To be done ->
Collect all lines below with the string "Korean".
(begin)
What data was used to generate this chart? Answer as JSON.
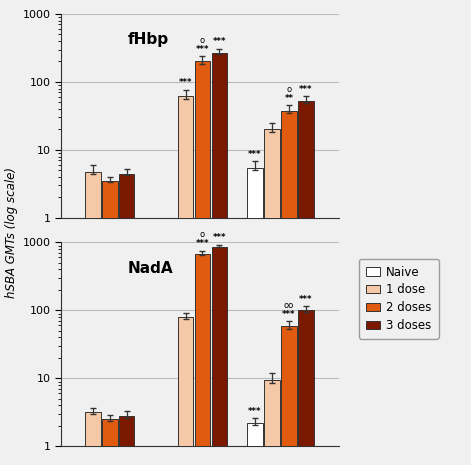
{
  "fhbp": {
    "label": "fHbp",
    "naive": [
      null,
      null,
      5.5
    ],
    "dose1": [
      4.8,
      62.0,
      20.0
    ],
    "dose2": [
      3.5,
      200.0,
      38.0
    ],
    "dose3": [
      4.5,
      270.0,
      52.0
    ],
    "naive_err": [
      null,
      null,
      1.3
    ],
    "dose1_err": [
      1.2,
      15.0,
      5.0
    ],
    "dose2_err": [
      0.5,
      40.0,
      8.0
    ],
    "dose3_err": [
      0.8,
      40.0,
      10.0
    ],
    "annotations": {
      "post": {
        "dose1": "***",
        "dose2": "o\n***",
        "dose3": "***"
      },
      "followup": {
        "naive": "***",
        "dose2": "o\n**",
        "dose3": "***"
      }
    }
  },
  "nada": {
    "label": "NadA",
    "naive": [
      null,
      null,
      2.2
    ],
    "dose1": [
      3.2,
      80.0,
      9.5
    ],
    "dose2": [
      2.5,
      680.0,
      58.0
    ],
    "dose3": [
      2.8,
      870.0,
      100.0
    ],
    "naive_err": [
      null,
      null,
      0.4
    ],
    "dose1_err": [
      0.5,
      12.0,
      2.5
    ],
    "dose2_err": [
      0.4,
      80.0,
      12.0
    ],
    "dose3_err": [
      0.5,
      60.0,
      15.0
    ],
    "annotations": {
      "post": {
        "dose2": "o\n***",
        "dose3": "***"
      },
      "followup": {
        "naive": "***",
        "dose2": "oo\n***",
        "dose3": "***"
      }
    }
  },
  "colors": {
    "naive": "#ffffff",
    "dose1": "#f5c8a8",
    "dose2": "#e05a10",
    "dose3": "#7a1800"
  },
  "edge_color": "#333333",
  "bar_width": 0.055,
  "group_centers": [
    0.18,
    0.48,
    0.76
  ],
  "ylabel": "hSBA GMTs (log scale)",
  "background_color": "#f0f0f0"
}
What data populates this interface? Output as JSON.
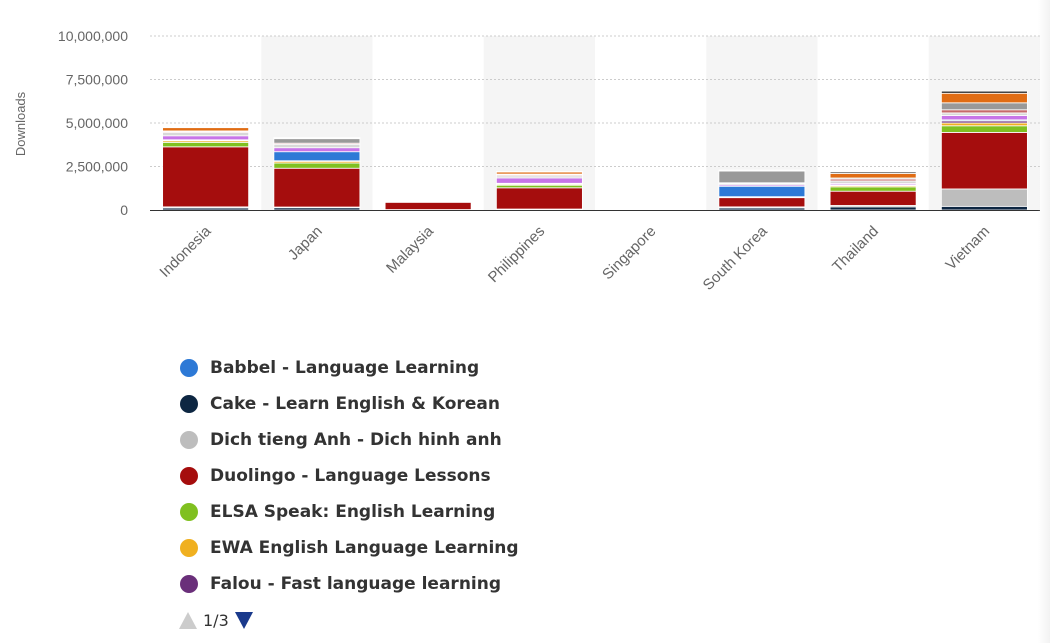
{
  "chart_data": {
    "type": "bar",
    "stacked": true,
    "categories": [
      "Indonesia",
      "Japan",
      "Malaysia",
      "Philippines",
      "Singapore",
      "South Korea",
      "Thailand",
      "Vietnam"
    ],
    "ylabel": "Downloads",
    "ylim": [
      0,
      10000000
    ],
    "yticks": [
      "0",
      "2,500,000",
      "5,000,000",
      "7,500,000",
      "10,000,000"
    ],
    "ytick_values": [
      0,
      2500000,
      5000000,
      7500000,
      10000000
    ],
    "grid": true,
    "series": [
      {
        "name": "Cake - Learn English & Korean",
        "color": "#0d2642",
        "values": [
          120000,
          130000,
          15000,
          35000,
          10000,
          120000,
          180000,
          210000
        ]
      },
      {
        "name": "Dich tieng Anh - Dich hinh anh",
        "color": "#bdbdbd",
        "values": [
          60000,
          40000,
          10000,
          20000,
          5000,
          60000,
          80000,
          1000000
        ]
      },
      {
        "name": "Duolingo - Language Lessons",
        "color": "#a50d0d",
        "values": [
          3450000,
          2230000,
          430000,
          1220000,
          70000,
          540000,
          820000,
          3250000
        ]
      },
      {
        "name": "ELSA Speak: English Learning",
        "color": "#80c020",
        "values": [
          260000,
          300000,
          20000,
          150000,
          5000,
          20000,
          250000,
          380000
        ]
      },
      {
        "name": "EWA English Language Learning",
        "color": "#f0b020",
        "values": [
          90000,
          100000,
          5000,
          60000,
          2000,
          15000,
          70000,
          160000
        ]
      },
      {
        "name": "Falou - Fast language learning",
        "color": "#6a2f7a",
        "values": [
          40000,
          30000,
          10000,
          20000,
          2000,
          10000,
          30000,
          120000
        ]
      },
      {
        "name": "Babbel - Language Learning",
        "color": "#2d79d6",
        "values": [
          15000,
          520000,
          10000,
          30000,
          2000,
          600000,
          20000,
          60000
        ]
      },
      {
        "name": "",
        "color": "#c774e8",
        "values": [
          230000,
          230000,
          25000,
          310000,
          5000,
          80000,
          80000,
          250000
        ]
      },
      {
        "name": "",
        "color": "#d8d8d8",
        "values": [
          190000,
          200000,
          40000,
          120000,
          10000,
          80000,
          140000,
          150000
        ]
      },
      {
        "name": "",
        "color": "#c66a6a",
        "values": [
          60000,
          60000,
          30000,
          60000,
          10000,
          40000,
          110000,
          180000
        ]
      },
      {
        "name": "",
        "color": "#999999",
        "values": [
          30000,
          270000,
          20000,
          40000,
          5000,
          690000,
          60000,
          400000
        ]
      },
      {
        "name": "",
        "color": "#e06c14",
        "values": [
          200000,
          20000,
          10000,
          140000,
          5000,
          15000,
          260000,
          550000
        ]
      },
      {
        "name": "",
        "color": "#222222",
        "values": [
          20000,
          30000,
          5000,
          10000,
          2000,
          20000,
          80000,
          120000
        ]
      }
    ]
  },
  "legend": {
    "items": [
      {
        "label": "Babbel - Language Learning",
        "color": "#2d79d6"
      },
      {
        "label": "Cake - Learn English & Korean",
        "color": "#0d2642"
      },
      {
        "label": "Dich tieng Anh - Dich hinh anh",
        "color": "#bdbdbd"
      },
      {
        "label": "Duolingo - Language Lessons",
        "color": "#a50d0d"
      },
      {
        "label": "ELSA Speak: English Learning",
        "color": "#80c020"
      },
      {
        "label": "EWA English Language Learning",
        "color": "#f0b020"
      },
      {
        "label": "Falou - Fast language learning",
        "color": "#6a2f7a"
      }
    ],
    "page_text": "1/3"
  },
  "colors": {
    "band": "#f5f5f5",
    "grid": "#cccccc",
    "axis_text": "#666666",
    "pager_active": "#1a3a8c",
    "pager_inactive": "#cccccc"
  }
}
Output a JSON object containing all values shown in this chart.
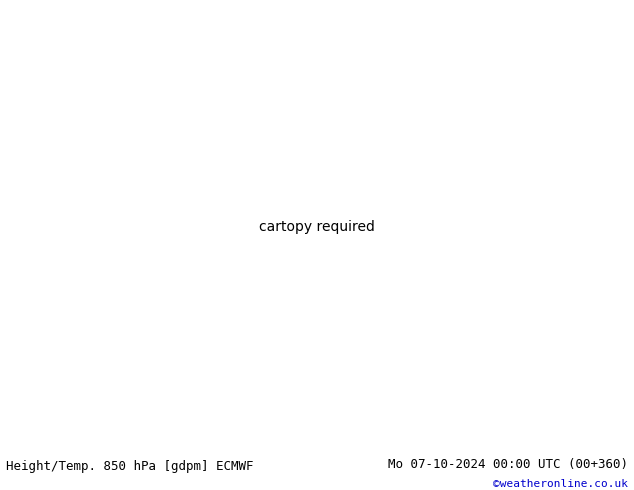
{
  "title_left": "Height/Temp. 850 hPa [gdpm] ECMWF",
  "title_right": "Mo 07-10-2024 00:00 UTC (00+360)",
  "credit": "©weatheronline.co.uk",
  "extent": [
    -100,
    15,
    -70,
    15
  ],
  "lon_min": -100,
  "lon_max": 15,
  "lat_min": -70,
  "lat_max": 15,
  "ocean_color": "#d0d8e0",
  "land_color": "#c8d098",
  "border_color": "#808080",
  "black_contour_color": "#000000",
  "orange_contour_color": "#e08000",
  "red_contour_color": "#cc0000",
  "cyan_contour_color": "#00b8b8",
  "green_contour_color": "#88c800",
  "gray_land_color": "#b0b0b0"
}
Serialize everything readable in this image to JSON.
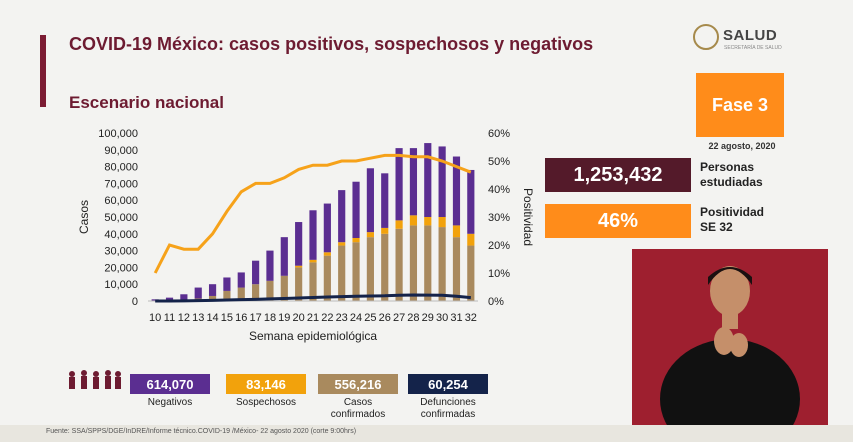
{
  "header": {
    "title": "COVID-19 México: casos positivos, sospechosos y negativos",
    "subtitle": "Escenario nacional"
  },
  "logo": {
    "text": "SALUD",
    "sub": "SECRETARÍA DE SALUD"
  },
  "phase": {
    "label": "Fase 3",
    "date": "22 agosto, 2020"
  },
  "stats": {
    "studied_value": "1,253,432",
    "studied_label_1": "Personas",
    "studied_label_2": "estudiadas",
    "positivity_value": "46%",
    "positivity_label_1": "Positividad",
    "positivity_label_2": "SE 32"
  },
  "legend": [
    {
      "value": "614,070",
      "label_1": "Negativos",
      "label_2": "",
      "color": "#5b2e91"
    },
    {
      "value": "83,146",
      "label_1": "Sospechosos",
      "label_2": "",
      "color": "#f2a20c"
    },
    {
      "value": "556,216",
      "label_1": "Casos",
      "label_2": "confirmados",
      "color": "#a98a5e"
    },
    {
      "value": "60,254",
      "label_1": "Defunciones",
      "label_2": "confirmadas",
      "color": "#14234a"
    }
  ],
  "footer": {
    "source": "Fuente: SSA/SPPS/DGE/InDRE/Informe técnico.COVID-19 /México- 22 agosto 2020 (corte 9:00hrs)"
  },
  "chart_data": {
    "type": "bar",
    "stacked": true,
    "categories": [
      "10",
      "11",
      "12",
      "13",
      "14",
      "15",
      "16",
      "17",
      "18",
      "19",
      "20",
      "21",
      "22",
      "23",
      "24",
      "25",
      "26",
      "27",
      "28",
      "29",
      "30",
      "31",
      "32"
    ],
    "series": [
      {
        "name": "Casos confirmados",
        "values": [
          0,
          0,
          500,
          1500,
          3000,
          6000,
          8000,
          10000,
          12000,
          15000,
          20000,
          23000,
          27000,
          33000,
          35000,
          38000,
          40000,
          43000,
          45000,
          45000,
          44000,
          38000,
          33000
        ]
      },
      {
        "name": "Sospechosos",
        "values": [
          0,
          0,
          0,
          0,
          0,
          0,
          0,
          0,
          0,
          0,
          1000,
          1500,
          2000,
          2000,
          2500,
          3000,
          3500,
          5000,
          6000,
          5000,
          6000,
          7000,
          7000
        ]
      },
      {
        "name": "Negativos",
        "values": [
          1000,
          2000,
          4000,
          8000,
          10000,
          14000,
          17000,
          24000,
          30000,
          38000,
          47000,
          54000,
          58000,
          66000,
          71000,
          79000,
          76000,
          91000,
          91000,
          94000,
          92000,
          86000,
          78000
        ]
      },
      {
        "name": "Defunciones confirmadas",
        "values": [
          0,
          0,
          100,
          200,
          400,
          600,
          800,
          1000,
          1300,
          1500,
          1800,
          2100,
          2400,
          2600,
          2800,
          3000,
          3100,
          3400,
          3600,
          3500,
          3400,
          2800,
          2000
        ]
      }
    ],
    "positividad": [
      10,
      20,
      18.5,
      18.5,
      24,
      32,
      39,
      42,
      42,
      44,
      47,
      48.5,
      48.5,
      50,
      50,
      51,
      52,
      52,
      51.5,
      51.5,
      50,
      48,
      46
    ],
    "xlabel": "Semana epidemiológica",
    "ylabel": "Casos",
    "y2label": "Positividad",
    "ylim": [
      0,
      100000
    ],
    "y2lim": [
      0,
      60
    ],
    "yticks": [
      "0",
      "10,000",
      "20,000",
      "30,000",
      "40,000",
      "50,000",
      "60,000",
      "70,000",
      "80,000",
      "90,000",
      "100,000"
    ],
    "y2ticks": [
      "0%",
      "10%",
      "20%",
      "30%",
      "40%",
      "50%",
      "60%"
    ],
    "colors": {
      "confirmados": "#a98a5e",
      "sospechosos": "#f2a20c",
      "negativos": "#5b2e91",
      "defunciones": "#14234a",
      "positividad": "#f6a21a"
    }
  }
}
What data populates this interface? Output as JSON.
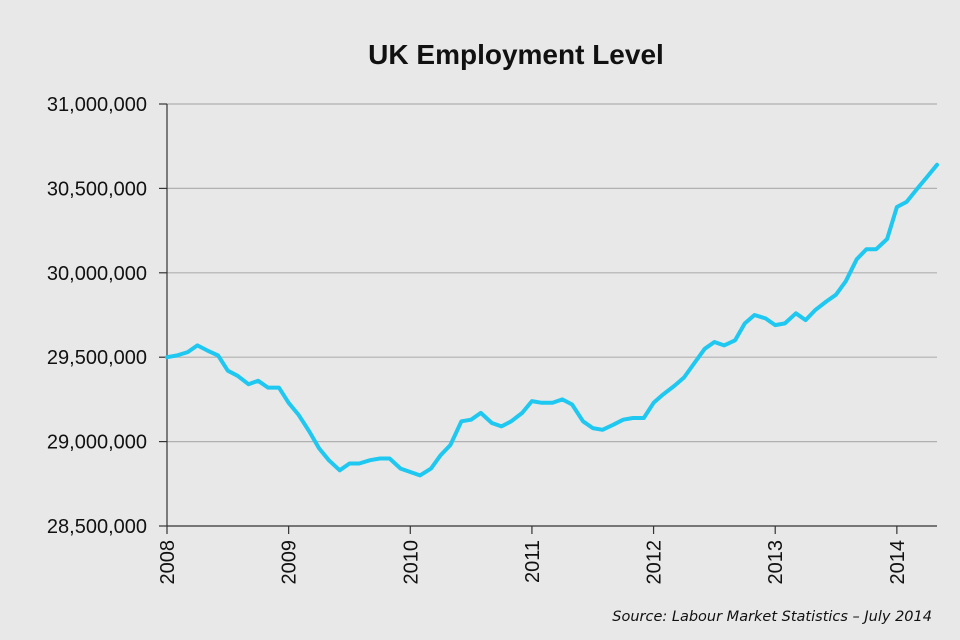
(end)
Written reply ->
        "name": "Cake - Learn English & Korean",
        "label": "Cake - Learn English & Korean",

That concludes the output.